For the listing below, give the count of lines containing "JSON", and no other text.

#### Material supplied

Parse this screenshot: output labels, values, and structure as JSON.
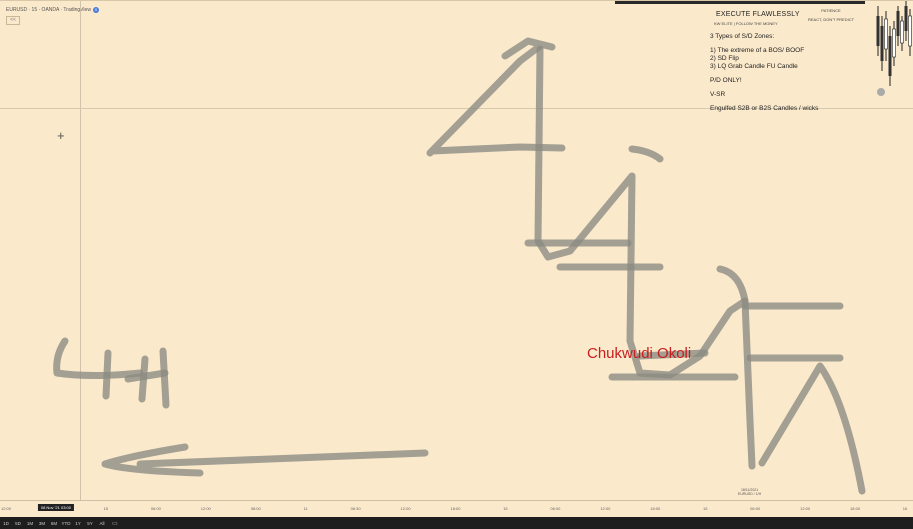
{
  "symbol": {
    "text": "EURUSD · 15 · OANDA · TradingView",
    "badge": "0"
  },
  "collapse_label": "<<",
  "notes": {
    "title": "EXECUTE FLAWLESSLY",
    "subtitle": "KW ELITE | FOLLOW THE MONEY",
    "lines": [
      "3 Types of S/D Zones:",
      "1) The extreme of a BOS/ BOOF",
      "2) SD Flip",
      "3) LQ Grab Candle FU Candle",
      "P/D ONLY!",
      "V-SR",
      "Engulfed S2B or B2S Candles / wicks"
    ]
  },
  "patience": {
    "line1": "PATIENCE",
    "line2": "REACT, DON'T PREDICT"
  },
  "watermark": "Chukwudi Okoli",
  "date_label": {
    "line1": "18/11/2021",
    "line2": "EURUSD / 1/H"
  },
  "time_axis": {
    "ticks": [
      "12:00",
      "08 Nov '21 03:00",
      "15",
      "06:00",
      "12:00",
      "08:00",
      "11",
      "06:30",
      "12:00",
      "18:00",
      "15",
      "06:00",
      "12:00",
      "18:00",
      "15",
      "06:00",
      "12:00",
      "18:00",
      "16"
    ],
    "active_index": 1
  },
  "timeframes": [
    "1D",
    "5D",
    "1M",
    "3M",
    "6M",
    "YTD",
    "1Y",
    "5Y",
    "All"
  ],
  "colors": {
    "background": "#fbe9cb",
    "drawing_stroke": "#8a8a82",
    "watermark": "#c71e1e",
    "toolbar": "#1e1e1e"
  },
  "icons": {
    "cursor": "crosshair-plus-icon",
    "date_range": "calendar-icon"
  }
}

########
#### Material supplied

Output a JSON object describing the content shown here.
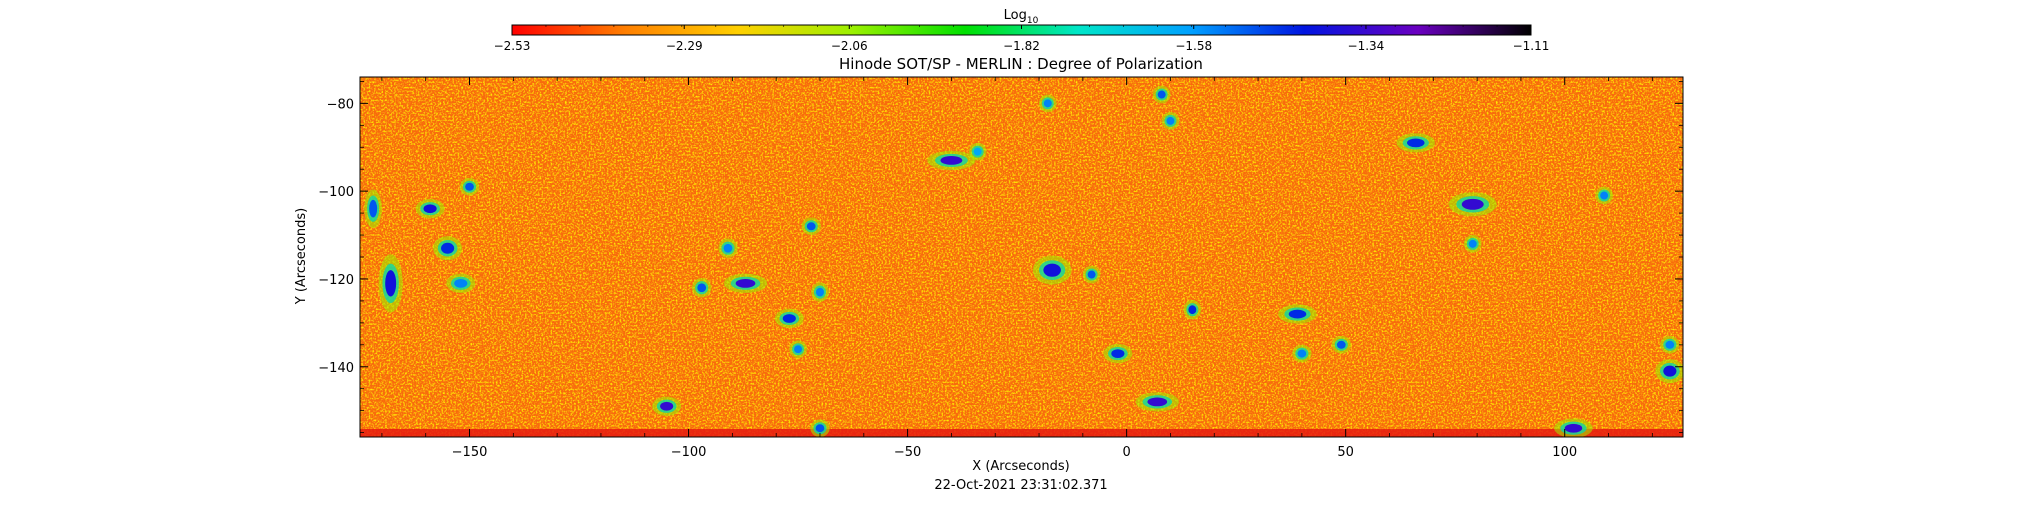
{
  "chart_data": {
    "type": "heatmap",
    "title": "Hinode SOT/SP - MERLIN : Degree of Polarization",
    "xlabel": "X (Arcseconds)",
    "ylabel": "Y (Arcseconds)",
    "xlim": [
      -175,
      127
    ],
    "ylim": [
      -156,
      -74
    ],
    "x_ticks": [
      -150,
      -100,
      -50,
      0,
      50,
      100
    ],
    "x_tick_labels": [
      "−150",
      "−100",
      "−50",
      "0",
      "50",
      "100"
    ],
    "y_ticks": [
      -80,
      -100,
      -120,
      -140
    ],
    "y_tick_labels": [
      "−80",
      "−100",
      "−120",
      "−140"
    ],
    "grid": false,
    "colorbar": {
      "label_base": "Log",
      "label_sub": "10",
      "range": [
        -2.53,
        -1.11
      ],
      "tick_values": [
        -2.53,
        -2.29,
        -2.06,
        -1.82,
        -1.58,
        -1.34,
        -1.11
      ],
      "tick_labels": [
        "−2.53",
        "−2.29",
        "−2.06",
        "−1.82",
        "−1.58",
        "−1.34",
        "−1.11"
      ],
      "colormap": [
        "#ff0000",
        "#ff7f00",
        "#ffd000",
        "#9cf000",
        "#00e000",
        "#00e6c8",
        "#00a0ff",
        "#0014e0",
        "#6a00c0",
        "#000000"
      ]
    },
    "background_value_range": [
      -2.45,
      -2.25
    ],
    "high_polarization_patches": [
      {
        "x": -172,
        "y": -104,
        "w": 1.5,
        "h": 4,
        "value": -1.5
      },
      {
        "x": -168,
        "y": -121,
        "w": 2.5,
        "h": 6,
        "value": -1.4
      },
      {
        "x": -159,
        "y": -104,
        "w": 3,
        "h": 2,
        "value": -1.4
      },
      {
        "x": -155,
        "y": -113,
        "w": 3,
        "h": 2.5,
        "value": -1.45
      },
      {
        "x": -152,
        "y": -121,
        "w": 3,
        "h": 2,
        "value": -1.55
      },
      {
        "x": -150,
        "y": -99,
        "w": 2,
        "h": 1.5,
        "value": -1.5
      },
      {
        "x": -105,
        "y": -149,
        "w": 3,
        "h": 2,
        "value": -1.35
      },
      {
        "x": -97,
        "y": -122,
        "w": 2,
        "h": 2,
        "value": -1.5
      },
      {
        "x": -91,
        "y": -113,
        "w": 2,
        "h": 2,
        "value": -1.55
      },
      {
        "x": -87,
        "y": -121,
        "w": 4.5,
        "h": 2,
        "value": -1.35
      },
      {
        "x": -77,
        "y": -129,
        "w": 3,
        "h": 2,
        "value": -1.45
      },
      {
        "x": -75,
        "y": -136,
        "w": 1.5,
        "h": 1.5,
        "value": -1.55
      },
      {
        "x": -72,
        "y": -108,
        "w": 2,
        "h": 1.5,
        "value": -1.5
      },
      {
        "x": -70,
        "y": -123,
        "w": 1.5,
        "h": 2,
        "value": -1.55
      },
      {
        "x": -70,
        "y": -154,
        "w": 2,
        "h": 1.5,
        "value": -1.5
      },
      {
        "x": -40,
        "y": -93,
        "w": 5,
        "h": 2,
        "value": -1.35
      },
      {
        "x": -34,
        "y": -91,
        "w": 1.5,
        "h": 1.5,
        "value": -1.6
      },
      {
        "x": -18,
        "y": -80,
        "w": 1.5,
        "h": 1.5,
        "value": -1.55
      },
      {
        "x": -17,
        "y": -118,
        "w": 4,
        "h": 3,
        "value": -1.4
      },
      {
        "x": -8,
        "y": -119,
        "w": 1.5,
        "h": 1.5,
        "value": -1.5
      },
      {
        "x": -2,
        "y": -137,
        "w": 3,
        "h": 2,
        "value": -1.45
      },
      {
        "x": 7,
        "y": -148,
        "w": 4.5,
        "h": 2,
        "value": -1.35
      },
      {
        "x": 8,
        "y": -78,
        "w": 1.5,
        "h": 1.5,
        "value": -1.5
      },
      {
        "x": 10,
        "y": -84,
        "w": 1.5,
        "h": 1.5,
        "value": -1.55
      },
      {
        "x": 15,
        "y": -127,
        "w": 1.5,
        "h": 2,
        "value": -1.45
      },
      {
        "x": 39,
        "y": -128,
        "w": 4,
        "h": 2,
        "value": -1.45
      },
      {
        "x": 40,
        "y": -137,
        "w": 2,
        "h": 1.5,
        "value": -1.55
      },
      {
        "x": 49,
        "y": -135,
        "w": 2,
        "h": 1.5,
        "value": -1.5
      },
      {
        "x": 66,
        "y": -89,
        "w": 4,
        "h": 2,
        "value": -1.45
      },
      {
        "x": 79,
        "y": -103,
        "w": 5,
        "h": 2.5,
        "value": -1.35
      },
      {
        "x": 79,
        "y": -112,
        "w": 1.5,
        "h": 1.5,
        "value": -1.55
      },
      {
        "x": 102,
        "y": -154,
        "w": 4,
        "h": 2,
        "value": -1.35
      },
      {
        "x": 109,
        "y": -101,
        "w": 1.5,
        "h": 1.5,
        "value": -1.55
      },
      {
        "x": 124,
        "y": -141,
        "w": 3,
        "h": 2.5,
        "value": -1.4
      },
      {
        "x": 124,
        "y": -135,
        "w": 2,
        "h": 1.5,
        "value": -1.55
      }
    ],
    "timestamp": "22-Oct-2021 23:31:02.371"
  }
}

########
#### Material supplied

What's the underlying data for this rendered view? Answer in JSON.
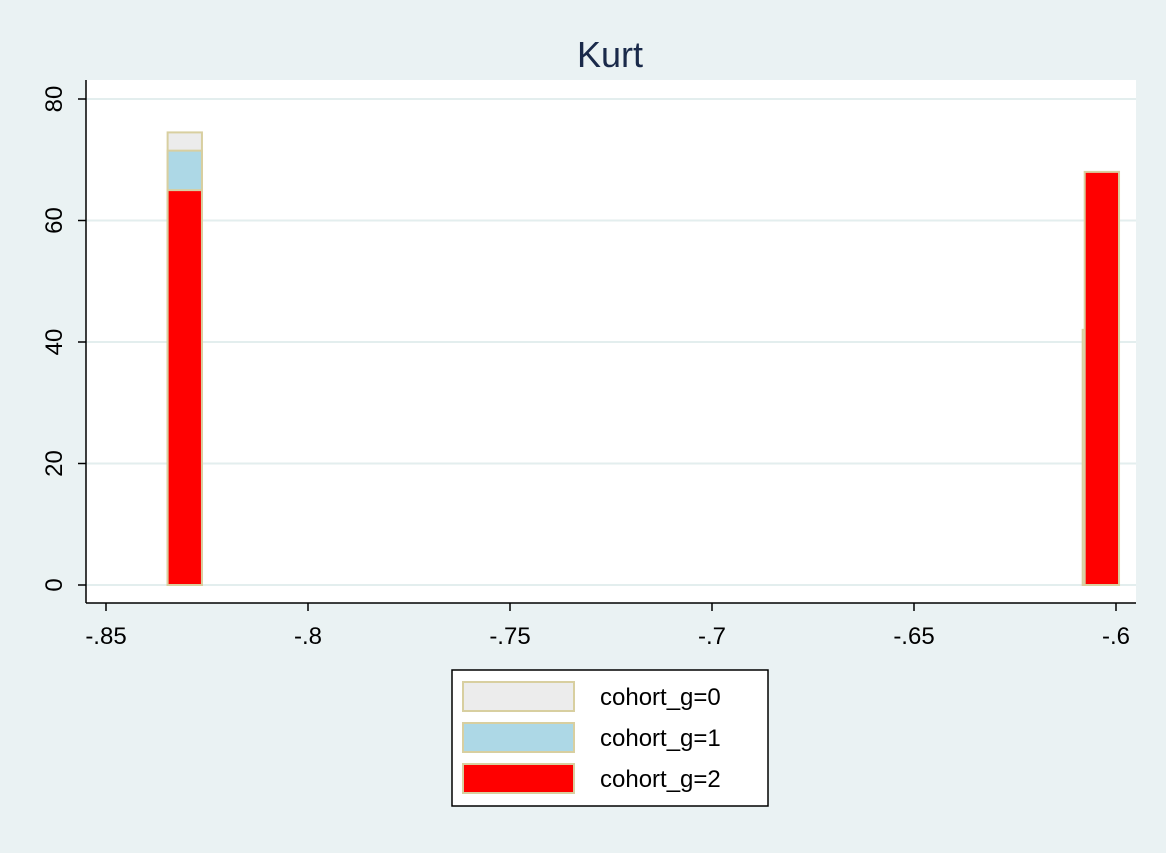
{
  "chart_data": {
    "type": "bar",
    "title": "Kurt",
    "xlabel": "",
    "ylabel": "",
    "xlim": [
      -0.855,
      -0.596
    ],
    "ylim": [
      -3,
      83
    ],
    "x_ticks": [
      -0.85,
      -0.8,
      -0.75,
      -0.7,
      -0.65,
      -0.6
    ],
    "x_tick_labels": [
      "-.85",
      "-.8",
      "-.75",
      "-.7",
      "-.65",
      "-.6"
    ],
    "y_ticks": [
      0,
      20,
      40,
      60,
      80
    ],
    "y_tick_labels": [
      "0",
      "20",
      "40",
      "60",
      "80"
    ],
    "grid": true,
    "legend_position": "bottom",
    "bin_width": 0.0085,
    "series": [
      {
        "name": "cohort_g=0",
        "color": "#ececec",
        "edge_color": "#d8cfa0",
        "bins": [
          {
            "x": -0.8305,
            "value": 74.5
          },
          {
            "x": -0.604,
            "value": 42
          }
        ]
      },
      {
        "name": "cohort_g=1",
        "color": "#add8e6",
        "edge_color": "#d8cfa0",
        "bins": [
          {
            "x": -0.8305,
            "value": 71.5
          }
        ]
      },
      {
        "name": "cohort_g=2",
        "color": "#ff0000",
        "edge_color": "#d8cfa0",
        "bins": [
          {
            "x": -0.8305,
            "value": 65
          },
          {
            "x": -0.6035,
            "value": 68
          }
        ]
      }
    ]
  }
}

########

■ Problem solution ■
3